Aufgaben zur Übung>
(1) Gib aus dem Text über die Ausgrabung in Jülich den Abschnitt von „Ablesen lässt sich“ bis „finden, berichtet Husmann.“ wörtlich wieder.
(2) Führe den Text über die Ausgrabung in Jülich nach seinem letzten Satz weiter.

Mit Spateln, Maurerkellen und manchmal auch feinem Pinsel werden derzeit die sterblichen Überreste mittelalterlicher Jülicher freigelegt. „Das ist ein Finger, dort ist die Wirbelsäule und hier müsste der Schädel sein,“ erläutert ein Techniker. Gut zu erkennen ist somit die Ausrichtung der Toten: Der Kopf liegt im Westen, so dass der Verstorbene in Richtung Osten blicken konnte. So sind die meisten der in vielen Jahrhunderten rund um die Kirche beerdigten Toten zur letzten Ruhe gebettet worden.
Ablesen lässt sich außerdem, dass in dem Areal rund um den Marienbrunnen die eher „weniger Wohlhabenden“ bestattet wurden, erklärt Archäologin und Grabungstechnikerin Toni Kunkel. Särge gibt es hier nämlich keine. Das verraten die nicht vorhandenen Sargnägel. Vermutlich wurde auch das „recht junge Individuum“, dessen Knochen Kunkel gerade vorsichtig freilegt, in seiner „Sonntagskleidung und in ein Tuch gewickelt“ beigesetzt. Auch Hinweise auf Grabsteine oder zumindest hölzerne Kreuze lassen sich nicht finden, berichtet Husmann.

Datenliste>
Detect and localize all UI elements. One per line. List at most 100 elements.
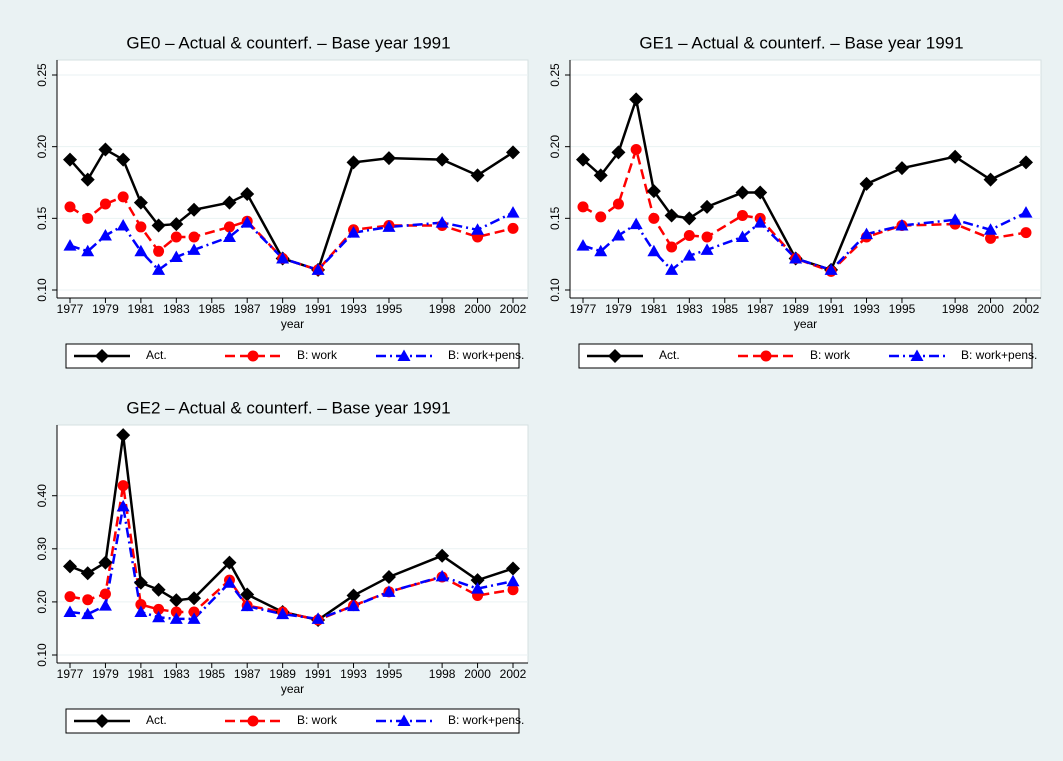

---

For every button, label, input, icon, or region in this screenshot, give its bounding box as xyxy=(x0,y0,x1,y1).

Antworten>
(1)
Ablesen lässt sich außerdem, dass in dem Areal rund um den Marienbrunnen die eher „weniger Wohlhabenden“ bestattet wurden, erklärt Archäologin und Grabungstechnikerin Toni Kunkel. Särge gibt es hier nämlich keine. Das verraten die nicht vorhandenen Sargnägel. Vermutlich wurde auch das „recht junge Individuum“, dessen Knochen Kunkel gerade vorsichtig freilegt, in seiner „Sonntagskleidung und in ein Tuch gewickelt“ beigesetzt. Auch Hinweise auf Grabsteine oder zumindest hölzerne Kreuze lassen sich nicht finden, berichtet Husmann.

(2)
Jahrhunderte, vermutlich sogar ein ganzes Jahrtausend lang, sind in dem Gräberfeld an der heutigen Propsteikirche Jülicherinnen und Jülicher begraben worden. 1784 wurde der Friedhof aufgelöst, soviel ist bekannt, erzählt Horst Husmann. Die Auflösung dürfte aus hygienischen Gründen erfolgt sein. Denn die Toten liegen recht nahe unter der Oberfläche, eine Geruchsbelästigung ist wahrscheinlich. Für die heutigen Grabungen ist das eher ein Glücksfall, denn tiefes „Buddeln“ ist nicht nötig. Schon ein neu ausgehobener Graben für Versorgungsleitungen ermöglicht schnell einen interessanten Einblick in Jülicher Geschichte. Denn, und das betont der Archäologe: „Wir begleiten die Bauarbeiten, wir bergen und inventarisieren.“ Aufgehalten wird die Baustelle durch die Grabungen nicht, vielmehr läuft beides parallel. Dort, wo gerade nicht gebaut oder bauvorbereitende Maßnahmen ergriffen werden, kann das Grabungsteam arbeiten. Je nach Erhaltungszustand eines Fundes, in diesem Fall sind das vor allem menschliche Knochen, dauert es rund einen Tag bis ein Fund geborgen werden kann.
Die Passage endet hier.